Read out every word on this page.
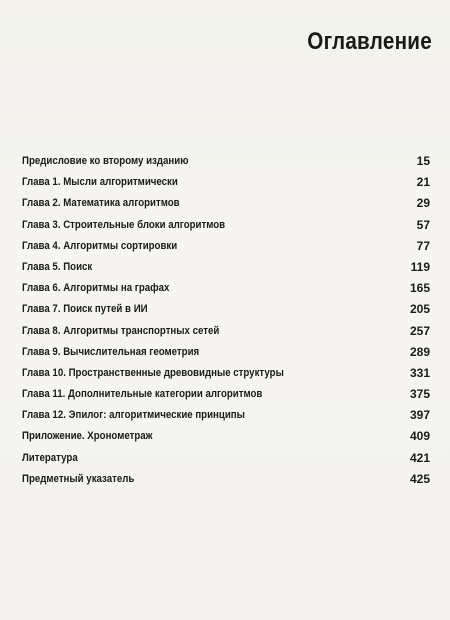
Оглавление
Предисловие ко второму изданию	15
Глава 1. Мысли алгоритмически	21
Глава 2. Математика алгоритмов	29
Глава 3. Строительные блоки алгоритмов	57
Глава 4. Алгоритмы сортировки	77
Глава 5. Поиск	119
Глава 6. Алгоритмы на графах	165
Глава 7. Поиск путей в ИИ	205
Глава 8. Алгоритмы транспортных сетей	257
Глава 9. Вычислительная геометрия	289
Глава 10. Пространственные древовидные структуры	331
Глава 11. Дополнительные категории алгоритмов	375
Глава 12. Эпилог: алгоритмические принципы	397
Приложение. Хронометраж	409
Литература	421
Предметный указатель	425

------------------------------------------------------------

* **Stated exercise**
Write out the whole listing exactly, and drop the pictures.

* **Solution for this exercise**
Read out every word on this page.
Оглавление
Предисловие ко второму изданию	15
Глава 1. Мысли алгоритмически	21
Глава 2. Математика алгоритмов	29
Глава 3. Строительные блоки алгоритмов	57
Глава 4. Алгоритмы сортировки	77
Глава 5. Поиск	119
Глава 6. Алгоритмы на графах	165
Глава 7. Поиск путей в ИИ	205
Глава 8. Алгоритмы транспортных сетей	257
Глава 9. Вычислительная геометрия	289
Глава 10. Пространственные древовидные структуры	331
Глава 11. Дополнительные категории алгоритмов	375
Глава 12. Эпилог: алгоритмические принципы	397
Приложение. Хронометраж	409
Литература	421
Предметный указатель	425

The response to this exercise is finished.